Prompt
Extract the lines that hold the string "name".

Stored data entries
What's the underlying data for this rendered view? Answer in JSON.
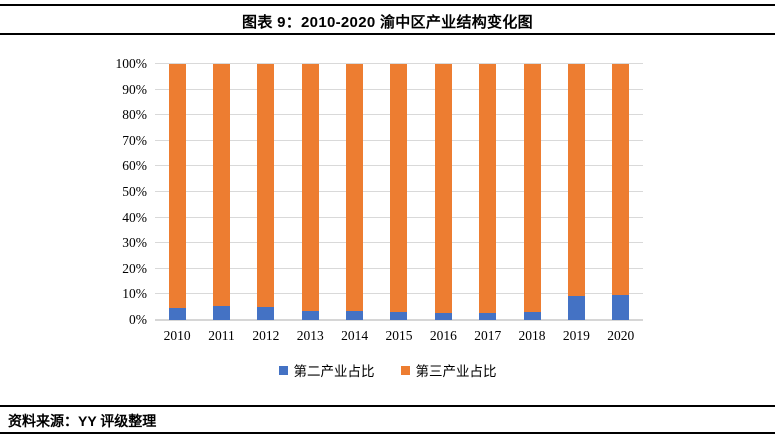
{
  "header": {
    "title": "图表 9：2010-2020 渝中区产业结构变化图"
  },
  "footer": {
    "source": "资料来源：YY 评级整理"
  },
  "chart_data": {
    "type": "bar",
    "stacked": true,
    "title": "图表 9：2010-2020 渝中区产业结构变化图",
    "categories": [
      "2010",
      "2011",
      "2012",
      "2013",
      "2014",
      "2015",
      "2016",
      "2017",
      "2018",
      "2019",
      "2020"
    ],
    "series": [
      {
        "name": "第二产业占比",
        "color": "#4472C4",
        "values": [
          4.8,
          5.5,
          5.0,
          3.5,
          3.5,
          3.0,
          2.8,
          2.8,
          3.2,
          9.4,
          9.6
        ]
      },
      {
        "name": "第三产业占比",
        "color": "#ED7D31",
        "values": [
          95.2,
          94.5,
          95.0,
          96.5,
          96.5,
          97.0,
          97.2,
          97.2,
          96.8,
          90.6,
          90.4
        ]
      }
    ],
    "xlabel": "",
    "ylabel": "",
    "ylim": [
      0,
      100
    ],
    "y_ticks": [
      "100%",
      "90%",
      "80%",
      "70%",
      "60%",
      "50%",
      "40%",
      "30%",
      "20%",
      "10%",
      "0%"
    ],
    "grid": true,
    "gridline_color": "#D9D9D9",
    "legend_position": "bottom"
  }
}
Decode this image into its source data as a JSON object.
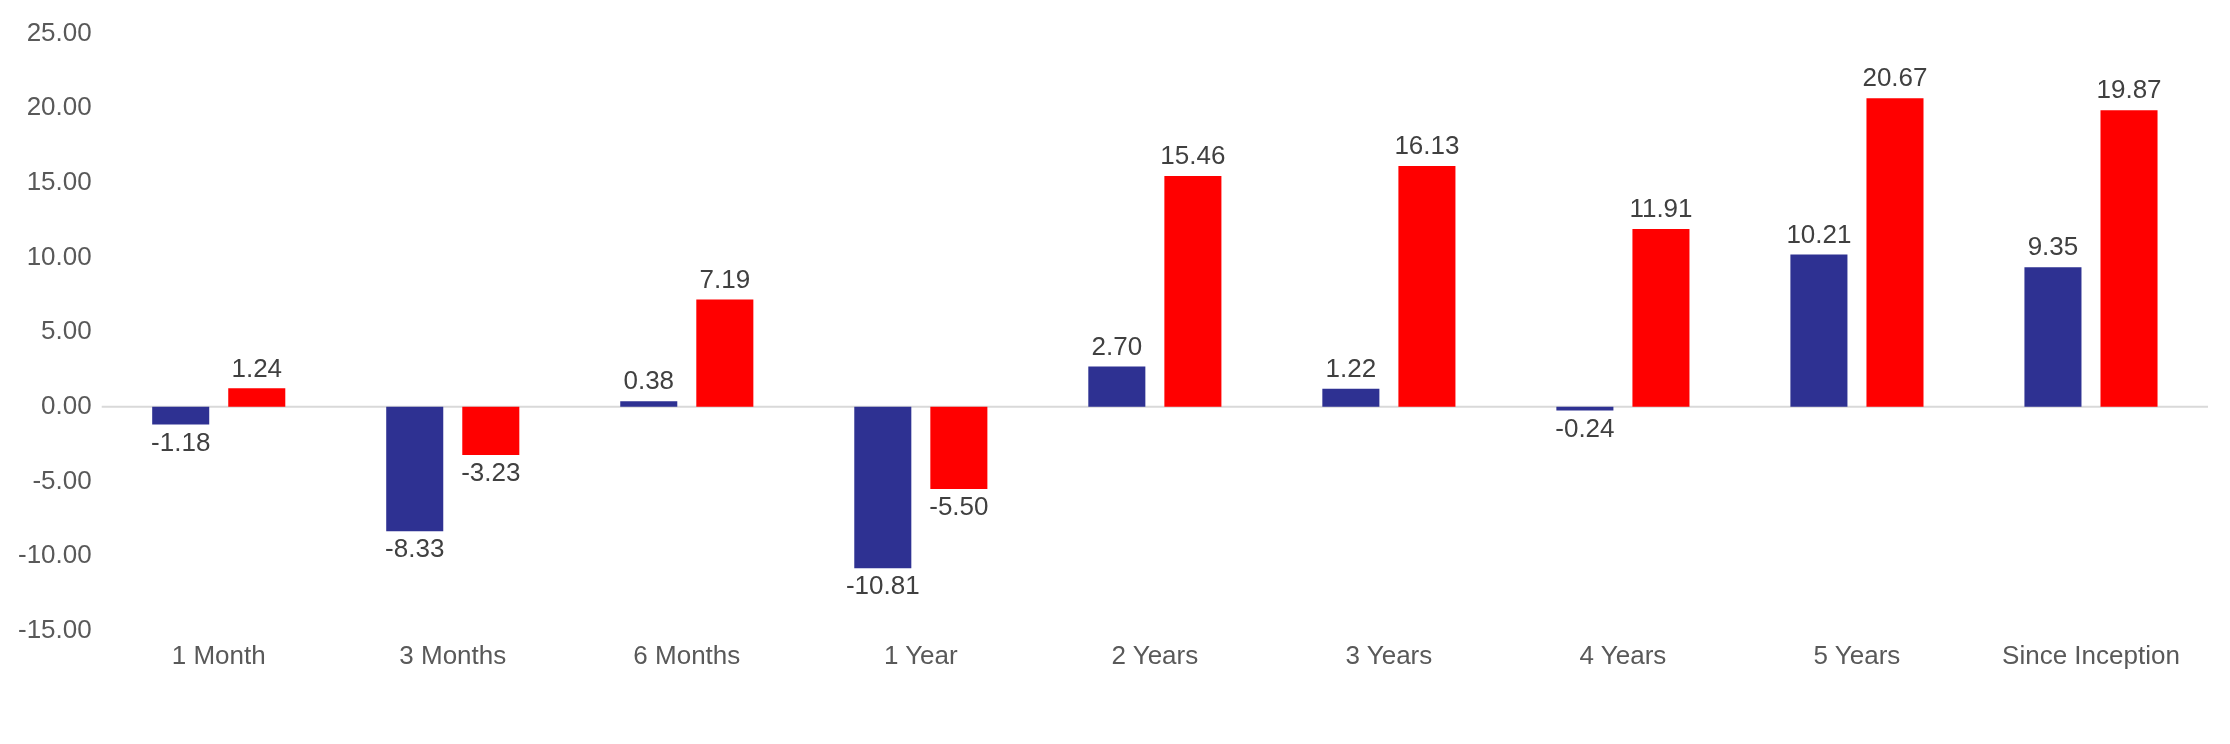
{
  "chart_data": {
    "type": "bar",
    "categories": [
      "1 Month",
      "3 Months",
      "6 Months",
      "1 Year",
      "2 Years",
      "3 Years",
      "4 Years",
      "5 Years",
      "Since Inception"
    ],
    "series": [
      {
        "color": "#2e3192",
        "values": [
          -1.18,
          -8.33,
          0.38,
          -10.81,
          2.7,
          1.22,
          -0.24,
          10.21,
          9.35
        ],
        "value_labels": [
          "-1.18",
          "-8.33",
          "0.38",
          "-10.81",
          "2.70",
          "1.22",
          "-0.24",
          "10.21",
          "9.35"
        ]
      },
      {
        "color": "#ff0000",
        "values": [
          1.24,
          -3.23,
          7.19,
          -5.5,
          15.46,
          16.13,
          11.91,
          20.67,
          19.87
        ],
        "value_labels": [
          "1.24",
          "-3.23",
          "7.19",
          "-5.50",
          "15.46",
          "16.13",
          "11.91",
          "20.67",
          "19.87"
        ]
      }
    ],
    "ylim": [
      -15,
      25
    ],
    "yticks": [
      {
        "value": -15,
        "label": "-15.00"
      },
      {
        "value": -10,
        "label": "-10.00"
      },
      {
        "value": -5,
        "label": "-5.00"
      },
      {
        "value": 0,
        "label": "0.00"
      },
      {
        "value": 5,
        "label": "5.00"
      },
      {
        "value": 10,
        "label": "10.00"
      },
      {
        "value": 15,
        "label": "15.00"
      },
      {
        "value": 20,
        "label": "20.00"
      },
      {
        "value": 25,
        "label": "25.00"
      }
    ],
    "legend": false
  }
}
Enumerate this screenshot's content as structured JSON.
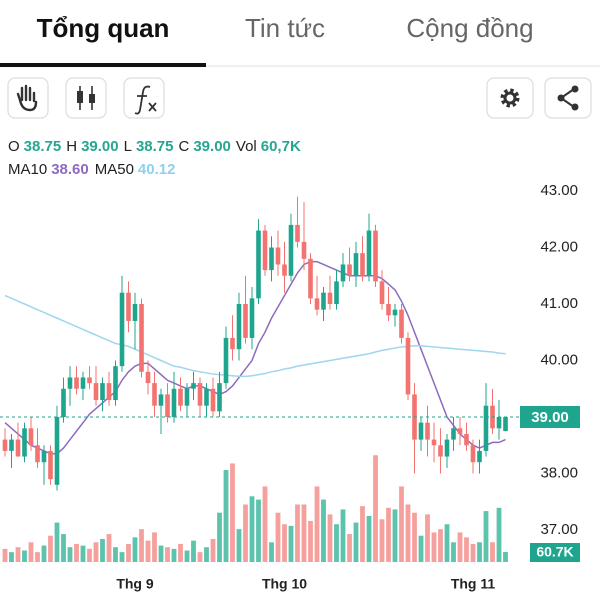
{
  "tabs": [
    "Tổng quan",
    "Tin tức",
    "Cộng đồng"
  ],
  "header": {
    "items": [
      {
        "label": "O",
        "value": "38.75"
      },
      {
        "label": "H",
        "value": "39.00"
      },
      {
        "label": "L",
        "value": "38.75"
      },
      {
        "label": "C",
        "value": "39.00"
      },
      {
        "label": "Vol",
        "value": "60,7K"
      }
    ],
    "ma": [
      {
        "label": "MA10",
        "value": "38.60"
      },
      {
        "label": "MA50",
        "value": "40.12"
      }
    ]
  },
  "chart_data": {
    "type": "candlestick",
    "ylim": [
      37,
      43
    ],
    "yticks": [
      {
        "value": 37,
        "label": "37.00"
      },
      {
        "value": 38,
        "label": "38.00"
      },
      {
        "value": 39,
        "label": "39.00"
      },
      {
        "value": 40,
        "label": "40.00"
      },
      {
        "value": 41,
        "label": "41.00"
      },
      {
        "value": 42,
        "label": "42.00"
      },
      {
        "value": 43,
        "label": "43.00"
      }
    ],
    "xticks": [
      {
        "value": 20,
        "label": "Thg 9"
      },
      {
        "value": 43,
        "label": "Thg 10"
      },
      {
        "value": 72,
        "label": "Thg 11"
      }
    ],
    "up_color": "#1fa58d",
    "down_color": "#f2736f",
    "candles": [
      [
        38.6,
        38.8,
        38.3,
        38.4
      ],
      [
        38.4,
        38.7,
        38.1,
        38.6
      ],
      [
        38.6,
        38.9,
        38.3,
        38.3
      ],
      [
        38.3,
        38.9,
        38.2,
        38.8
      ],
      [
        38.8,
        39.0,
        38.4,
        38.5
      ],
      [
        38.5,
        38.8,
        38.1,
        38.2
      ],
      [
        38.2,
        38.5,
        37.8,
        38.4
      ],
      [
        38.4,
        38.5,
        37.8,
        37.9
      ],
      [
        37.8,
        39.2,
        37.7,
        39.0
      ],
      [
        39.0,
        39.7,
        38.9,
        39.5
      ],
      [
        39.5,
        39.9,
        39.2,
        39.7
      ],
      [
        39.7,
        39.9,
        39.4,
        39.5
      ],
      [
        39.5,
        39.8,
        39.3,
        39.7
      ],
      [
        39.7,
        39.9,
        39.5,
        39.6
      ],
      [
        39.6,
        39.9,
        39.2,
        39.3
      ],
      [
        39.3,
        39.7,
        39.1,
        39.6
      ],
      [
        39.6,
        39.8,
        39.2,
        39.3
      ],
      [
        39.3,
        40.0,
        39.2,
        39.9
      ],
      [
        39.9,
        41.5,
        39.8,
        41.2
      ],
      [
        41.2,
        41.4,
        40.5,
        40.7
      ],
      [
        40.7,
        41.2,
        40.2,
        41.0
      ],
      [
        41.0,
        41.1,
        39.7,
        39.8
      ],
      [
        39.8,
        40.0,
        39.4,
        39.6
      ],
      [
        39.6,
        39.8,
        39.0,
        39.2
      ],
      [
        39.2,
        39.5,
        38.7,
        39.4
      ],
      [
        39.4,
        39.6,
        38.9,
        39.0
      ],
      [
        39.0,
        39.8,
        38.9,
        39.5
      ],
      [
        39.5,
        39.7,
        39.1,
        39.2
      ],
      [
        39.2,
        39.6,
        39.0,
        39.5
      ],
      [
        39.5,
        39.8,
        39.3,
        39.6
      ],
      [
        39.6,
        39.7,
        39.0,
        39.2
      ],
      [
        39.2,
        39.6,
        39.0,
        39.5
      ],
      [
        39.5,
        39.7,
        39.0,
        39.1
      ],
      [
        39.1,
        39.8,
        39.0,
        39.6
      ],
      [
        39.6,
        40.6,
        39.5,
        40.4
      ],
      [
        40.4,
        40.8,
        40.0,
        40.2
      ],
      [
        40.2,
        41.2,
        40.0,
        41.0
      ],
      [
        41.0,
        41.5,
        40.3,
        40.4
      ],
      [
        40.4,
        41.3,
        40.2,
        41.1
      ],
      [
        41.1,
        42.5,
        41.0,
        42.3
      ],
      [
        42.3,
        42.4,
        41.5,
        41.6
      ],
      [
        41.6,
        42.2,
        41.4,
        42.0
      ],
      [
        42.0,
        42.3,
        41.5,
        41.7
      ],
      [
        41.7,
        42.1,
        41.2,
        41.5
      ],
      [
        41.5,
        42.6,
        41.4,
        42.4
      ],
      [
        42.4,
        42.9,
        42.0,
        42.1
      ],
      [
        42.1,
        42.8,
        41.6,
        41.8
      ],
      [
        41.8,
        41.9,
        41.0,
        41.1
      ],
      [
        41.1,
        41.5,
        40.8,
        40.9
      ],
      [
        40.9,
        41.3,
        40.7,
        41.2
      ],
      [
        41.2,
        41.5,
        40.9,
        41.0
      ],
      [
        41.0,
        41.6,
        40.9,
        41.4
      ],
      [
        41.4,
        41.9,
        41.3,
        41.7
      ],
      [
        41.7,
        42.0,
        41.4,
        41.5
      ],
      [
        41.5,
        42.1,
        41.3,
        41.9
      ],
      [
        41.9,
        42.2,
        41.4,
        41.5
      ],
      [
        41.5,
        42.6,
        41.4,
        42.3
      ],
      [
        42.3,
        42.4,
        41.3,
        41.4
      ],
      [
        41.4,
        41.6,
        40.9,
        41.0
      ],
      [
        41.0,
        41.3,
        40.7,
        40.8
      ],
      [
        40.8,
        41.0,
        40.6,
        40.9
      ],
      [
        40.9,
        41.0,
        40.3,
        40.4
      ],
      [
        40.4,
        40.5,
        39.3,
        39.4
      ],
      [
        39.4,
        39.6,
        38.0,
        38.6
      ],
      [
        38.6,
        39.0,
        38.4,
        38.9
      ],
      [
        38.9,
        39.2,
        38.3,
        38.6
      ],
      [
        38.6,
        38.9,
        38.2,
        38.5
      ],
      [
        38.5,
        38.8,
        38.0,
        38.3
      ],
      [
        38.3,
        38.7,
        38.1,
        38.6
      ],
      [
        38.6,
        39.0,
        38.4,
        38.8
      ],
      [
        38.8,
        39.0,
        38.5,
        38.7
      ],
      [
        38.7,
        38.9,
        38.4,
        38.5
      ],
      [
        38.5,
        38.6,
        38.0,
        38.2
      ],
      [
        38.2,
        38.6,
        38.0,
        38.4
      ],
      [
        38.4,
        39.6,
        38.3,
        39.2
      ],
      [
        39.2,
        39.5,
        38.7,
        38.8
      ],
      [
        38.8,
        39.3,
        38.6,
        39.0
      ],
      [
        38.75,
        39.0,
        38.75,
        39.0
      ]
    ],
    "series": [
      {
        "name": "MA10",
        "color": "#8e6bbf",
        "values": [
          38.9,
          38.8,
          38.7,
          38.6,
          38.5,
          38.45,
          38.4,
          38.35,
          38.35,
          38.45,
          38.6,
          38.75,
          38.9,
          39.05,
          39.15,
          39.25,
          39.35,
          39.45,
          39.65,
          39.8,
          39.9,
          39.95,
          39.95,
          39.85,
          39.75,
          39.65,
          39.6,
          39.55,
          39.5,
          39.55,
          39.55,
          39.5,
          39.45,
          39.4,
          39.45,
          39.55,
          39.7,
          39.85,
          40.0,
          40.3,
          40.5,
          40.75,
          40.95,
          41.15,
          41.35,
          41.55,
          41.7,
          41.75,
          41.75,
          41.7,
          41.65,
          41.6,
          41.55,
          41.5,
          41.5,
          41.5,
          41.5,
          41.5,
          41.45,
          41.35,
          41.25,
          41.05,
          40.8,
          40.5,
          40.2,
          39.9,
          39.6,
          39.3,
          39.0,
          38.85,
          38.7,
          38.6,
          38.5,
          38.45,
          38.5,
          38.55,
          38.55,
          38.6
        ]
      },
      {
        "name": "MA50",
        "color": "#9fd6ee",
        "values": [
          41.15,
          41.1,
          41.05,
          41.0,
          40.95,
          40.9,
          40.85,
          40.8,
          40.75,
          40.7,
          40.65,
          40.6,
          40.55,
          40.5,
          40.45,
          40.4,
          40.35,
          40.3,
          40.28,
          40.25,
          40.2,
          40.15,
          40.1,
          40.05,
          40.0,
          39.95,
          39.9,
          39.88,
          39.85,
          39.82,
          39.8,
          39.78,
          39.76,
          39.75,
          39.74,
          39.73,
          39.72,
          39.72,
          39.73,
          39.75,
          39.77,
          39.8,
          39.82,
          39.85,
          39.87,
          39.9,
          39.92,
          39.94,
          39.96,
          39.98,
          40.0,
          40.02,
          40.04,
          40.06,
          40.08,
          40.1,
          40.12,
          40.15,
          40.18,
          40.2,
          40.22,
          40.24,
          40.25,
          40.26,
          40.26,
          40.25,
          40.24,
          40.23,
          40.22,
          40.21,
          40.2,
          40.19,
          40.18,
          40.17,
          40.16,
          40.15,
          40.13,
          40.12
        ]
      }
    ],
    "volume": [
      80,
      60,
      90,
      70,
      120,
      60,
      100,
      160,
      240,
      170,
      90,
      110,
      100,
      80,
      120,
      140,
      170,
      90,
      60,
      110,
      150,
      200,
      130,
      180,
      100,
      90,
      80,
      110,
      70,
      130,
      60,
      90,
      140,
      300,
      560,
      600,
      200,
      350,
      400,
      380,
      460,
      120,
      300,
      230,
      220,
      350,
      350,
      250,
      460,
      380,
      290,
      230,
      320,
      170,
      240,
      340,
      280,
      650,
      260,
      330,
      320,
      460,
      350,
      300,
      160,
      290,
      180,
      200,
      230,
      120,
      180,
      150,
      110,
      120,
      310,
      120,
      330,
      60.7
    ],
    "vlim": [
      0,
      700
    ],
    "price_tag": "39.00",
    "volume_tag": "60.7K"
  }
}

Correct answer
        "name": "第二产业占比",
        "name": "第三产业占比",
        "name": "MA10",
        "name": "MA50",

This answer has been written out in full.